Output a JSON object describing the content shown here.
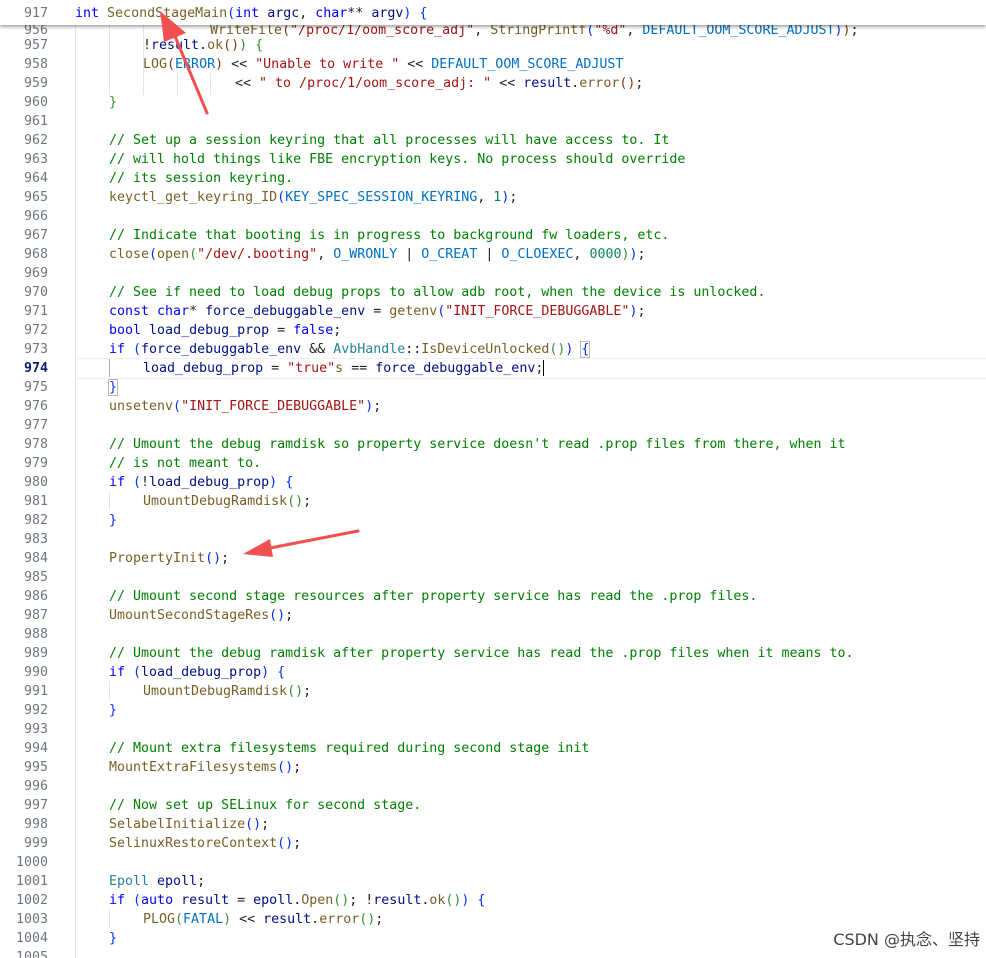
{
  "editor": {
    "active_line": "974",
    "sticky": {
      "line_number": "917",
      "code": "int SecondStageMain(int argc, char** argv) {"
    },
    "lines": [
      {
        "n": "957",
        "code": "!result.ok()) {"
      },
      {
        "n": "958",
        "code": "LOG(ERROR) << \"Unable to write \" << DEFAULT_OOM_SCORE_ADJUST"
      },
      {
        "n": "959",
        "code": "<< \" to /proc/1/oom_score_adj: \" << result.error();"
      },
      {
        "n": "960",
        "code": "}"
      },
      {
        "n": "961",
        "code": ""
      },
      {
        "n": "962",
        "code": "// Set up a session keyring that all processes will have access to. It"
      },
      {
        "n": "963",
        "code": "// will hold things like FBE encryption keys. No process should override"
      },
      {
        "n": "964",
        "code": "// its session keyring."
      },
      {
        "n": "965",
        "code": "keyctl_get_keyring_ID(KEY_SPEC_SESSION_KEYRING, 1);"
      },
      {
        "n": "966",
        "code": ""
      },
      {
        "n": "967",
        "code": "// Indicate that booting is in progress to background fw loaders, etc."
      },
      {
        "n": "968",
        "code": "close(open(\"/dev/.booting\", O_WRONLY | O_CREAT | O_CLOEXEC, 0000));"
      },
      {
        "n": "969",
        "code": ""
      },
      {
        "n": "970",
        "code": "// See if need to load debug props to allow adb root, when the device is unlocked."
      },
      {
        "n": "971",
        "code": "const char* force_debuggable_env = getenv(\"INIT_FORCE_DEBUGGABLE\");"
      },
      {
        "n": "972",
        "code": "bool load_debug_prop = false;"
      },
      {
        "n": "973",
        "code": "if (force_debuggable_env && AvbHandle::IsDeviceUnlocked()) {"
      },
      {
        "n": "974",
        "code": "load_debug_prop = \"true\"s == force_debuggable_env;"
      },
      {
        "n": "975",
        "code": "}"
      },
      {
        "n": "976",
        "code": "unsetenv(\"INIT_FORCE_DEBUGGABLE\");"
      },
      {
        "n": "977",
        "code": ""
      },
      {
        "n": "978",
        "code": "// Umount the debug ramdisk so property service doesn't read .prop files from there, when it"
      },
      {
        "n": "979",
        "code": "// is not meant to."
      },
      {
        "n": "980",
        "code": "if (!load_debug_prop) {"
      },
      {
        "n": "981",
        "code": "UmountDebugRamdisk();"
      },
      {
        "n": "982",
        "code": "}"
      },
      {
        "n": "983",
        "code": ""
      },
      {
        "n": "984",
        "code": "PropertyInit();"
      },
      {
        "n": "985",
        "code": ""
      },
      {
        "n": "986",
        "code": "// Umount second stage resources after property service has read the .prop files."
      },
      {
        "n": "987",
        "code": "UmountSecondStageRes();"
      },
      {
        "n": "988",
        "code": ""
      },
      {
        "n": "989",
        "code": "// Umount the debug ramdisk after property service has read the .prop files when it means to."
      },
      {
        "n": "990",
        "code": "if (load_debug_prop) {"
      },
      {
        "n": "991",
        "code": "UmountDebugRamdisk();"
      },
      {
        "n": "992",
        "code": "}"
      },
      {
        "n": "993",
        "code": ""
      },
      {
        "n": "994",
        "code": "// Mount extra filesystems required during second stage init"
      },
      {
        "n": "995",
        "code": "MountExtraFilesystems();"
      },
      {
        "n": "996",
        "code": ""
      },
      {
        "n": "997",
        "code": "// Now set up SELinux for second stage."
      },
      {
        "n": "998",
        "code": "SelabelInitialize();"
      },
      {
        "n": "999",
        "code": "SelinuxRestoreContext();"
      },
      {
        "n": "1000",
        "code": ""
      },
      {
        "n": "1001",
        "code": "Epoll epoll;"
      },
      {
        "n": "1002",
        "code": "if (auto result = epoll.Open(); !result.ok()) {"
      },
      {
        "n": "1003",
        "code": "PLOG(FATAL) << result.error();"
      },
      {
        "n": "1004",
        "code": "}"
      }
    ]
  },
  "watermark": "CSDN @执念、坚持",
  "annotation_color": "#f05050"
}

= = = = =

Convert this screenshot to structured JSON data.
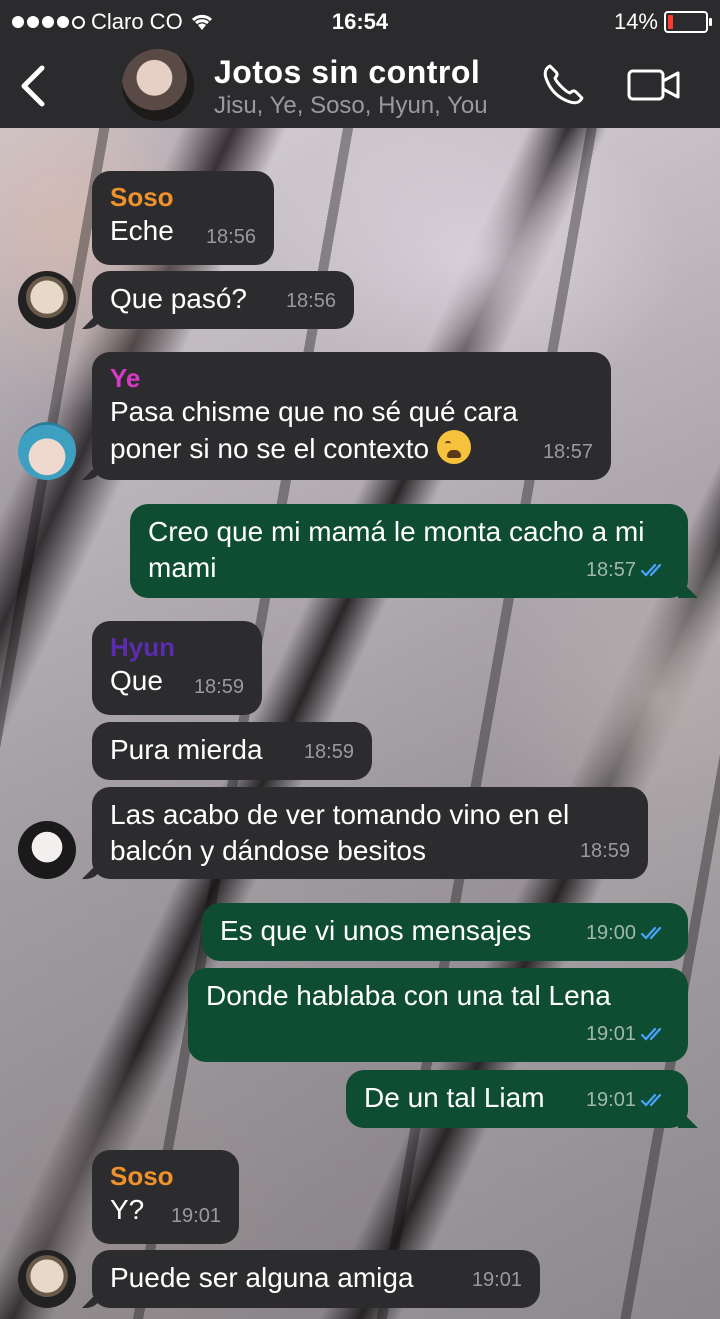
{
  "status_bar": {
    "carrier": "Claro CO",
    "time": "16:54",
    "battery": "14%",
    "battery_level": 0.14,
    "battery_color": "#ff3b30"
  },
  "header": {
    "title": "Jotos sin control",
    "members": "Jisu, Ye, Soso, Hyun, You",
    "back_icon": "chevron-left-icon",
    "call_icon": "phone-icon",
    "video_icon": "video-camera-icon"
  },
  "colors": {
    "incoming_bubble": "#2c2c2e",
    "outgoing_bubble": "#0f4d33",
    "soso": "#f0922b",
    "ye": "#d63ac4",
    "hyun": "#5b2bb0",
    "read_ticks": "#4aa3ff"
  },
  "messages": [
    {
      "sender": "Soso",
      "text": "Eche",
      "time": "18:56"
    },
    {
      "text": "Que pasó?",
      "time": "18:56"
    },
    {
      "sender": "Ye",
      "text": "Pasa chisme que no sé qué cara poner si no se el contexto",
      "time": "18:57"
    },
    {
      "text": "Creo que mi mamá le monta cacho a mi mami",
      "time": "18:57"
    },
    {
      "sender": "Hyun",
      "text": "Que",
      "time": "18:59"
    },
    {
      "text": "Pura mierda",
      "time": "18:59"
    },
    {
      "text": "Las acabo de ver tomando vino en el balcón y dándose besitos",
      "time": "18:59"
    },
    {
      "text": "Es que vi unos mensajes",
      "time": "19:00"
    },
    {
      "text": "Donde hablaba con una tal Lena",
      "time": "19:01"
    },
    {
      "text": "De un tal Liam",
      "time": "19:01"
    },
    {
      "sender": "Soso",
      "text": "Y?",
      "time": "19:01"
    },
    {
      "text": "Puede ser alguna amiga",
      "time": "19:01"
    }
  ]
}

= = = = =

→ **YOUR INSTRUCTIONS**: Go through the records and gather the lines that hold "when".

→ **SOLUTION**:
        "code": "// See if need to load debug props to allow adb root, when the device is unlocked."
        "code": "// Umount the debug ramdisk so property service doesn't read .prop files from there, when it"
        "code": "// Umount the debug ramdisk after property service has read the .prop files when it means to."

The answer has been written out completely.